Records contained in a dataset:
○ ○ ○ ○ ○ ○ ○

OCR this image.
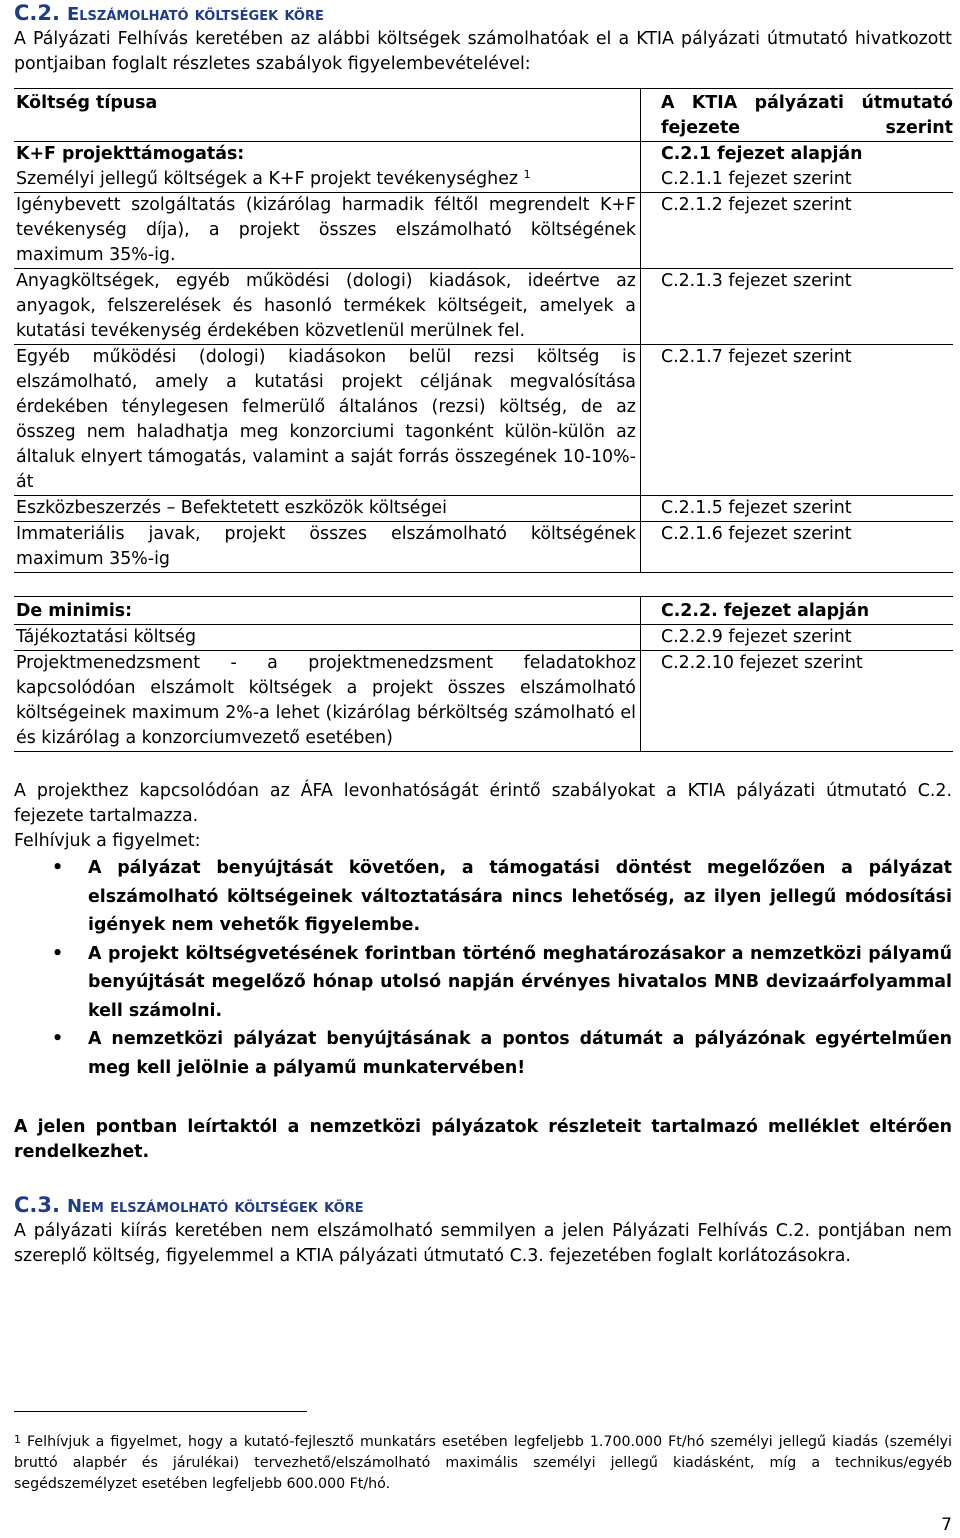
C.2. Elszámolható költségek köre
A Pályázati Felhívás keretében az alábbi költségek számolhatóak el a KTIA pályázati útmutató hivatkozott pontjaiban foglalt részletes szabályok figyelembevételével:
Költség típusa	A KTIA pályázati útmutató fejezete szerint
K+F projekttámogatás:	C.2.1 fejezet alapján
Személyi jellegű költségek a K+F projekt tevékenységhez $^1$	C.2.1.1 fejezet szerint
Igénybevett szolgáltatás (kizárólag harmadik féltől megrendelt K+F tevékenység díja), a projekt összes elszámolható költségének maximum 35%-ig.	C.2.1.2 fejezet szerint
Anyagköltségek, egyéb működési (dologi) kiadások, ideértve az anyagok, felszerelések és hasonló termékek költségeit, amelyek a kutatási tevékenység érdekében közvetlenül merülnek fel.	C.2.1.3 fejezet szerint
Egyéb működési (dologi) kiadásokon belül rezsi költség is elszámolható, amely a kutatási projekt céljának megvalósítása érdekében ténylegesen felmerülő általános (rezsi) költség, de az összeg nem haladhatja meg konzorciumi tagonként külön-külön az általuk elnyert támogatás, valamint a saját forrás összegének 10-10%-át	C.2.1.7 fejezet szerint
Eszközbeszerzés – Befektetett eszközök költségei	C.2.1.5 fejezet szerint
Immateriális javak, projekt összes elszámolható költségének maximum 35%-ig	C.2.1.6 fejezet szerint

De minimis:	C.2.2. fejezet alapján
Tájékoztatási költség	C.2.2.9 fejezet szerint
Projektmenedzsment - a projektmenedzsment feladatokhoz kapcsolódóan elszámolt költségek a projekt összes elszámolható költségeinek maximum 2%-a lehet (kizárólag bérköltség számolható el és kizárólag a konzorciumvezető esetében)	C.2.2.10 fejezet szerint
A projekthez kapcsolódóan az ÁFA levonhatóságát érintő szabályokat a KTIA pályázati útmutató C.2. fejezete tartalmazza.
Felhívjuk a figyelmet:
• A pályázat benyújtását követően, a támogatási döntést megelőzően a pályázat elszámolható költségeinek változtatására nincs lehetőség, az ilyen jellegű módosítási igények nem vehetők figyelembe.
• A projekt költségvetésének forintban történő meghatározásakor a nemzetközi pályamű benyújtását megelőző hónap utolsó napján érvényes hivatalos MNB devizaárfolyammal kell számolni.
• A nemzetközi pályázat benyújtásának a pontos dátumát a pályázónak egyértelműen meg kell jelölnie a pályamű munkatervében!
A jelen pontban leírtaktól a nemzetközi pályázatok részleteit tartalmazó melléklet eltérően rendelkezhet.
C.3. Nem elszámolható költségek köre
A pályázati kiírás keretében nem elszámolható semmilyen a jelen Pályázati Felhívás C.2. pontjában nem szereplő költség, figyelemmel a KTIA pályázati útmutató C.3. fejezetében foglalt korlátozásokra.
$^1$ Felhívjuk a figyelmet, hogy a kutató-fejlesztő munkatárs esetében legfeljebb 1.700.000 Ft/hó személyi jellegű kiadás (személyi bruttó alapbér és járulékai) tervezhető/elszámolható maximális személyi jellegű kiadásként, míg a technikus/egyéb segédszemélyzet esetében legfeljebb 600.000 Ft/hó.
7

○ ○ ○ ○ ○ ○ ○

Look through the material above. Copy each line where the word "útmutató" appears.

A Pályázati Felhívás keretében az alábbi költségek számolhatóak el a KTIA pályázati útmutató hivatkozott pontjaiban foglalt részletes szabályok figyelembevételével:
Költség típusa	A KTIA pályázati útmutató fejezete szerint
A projekthez kapcsolódóan az ÁFA levonhatóságát érintő szabályokat a KTIA pályázati útmutató C.2. fejezete tartalmazza.
A pályázati kiírás keretében nem elszámolható semmilyen a jelen Pályázati Felhívás C.2. pontjában nem szereplő költség, figyelemmel a KTIA pályázati útmutató C.3. fejezetében foglalt korlátozásokra.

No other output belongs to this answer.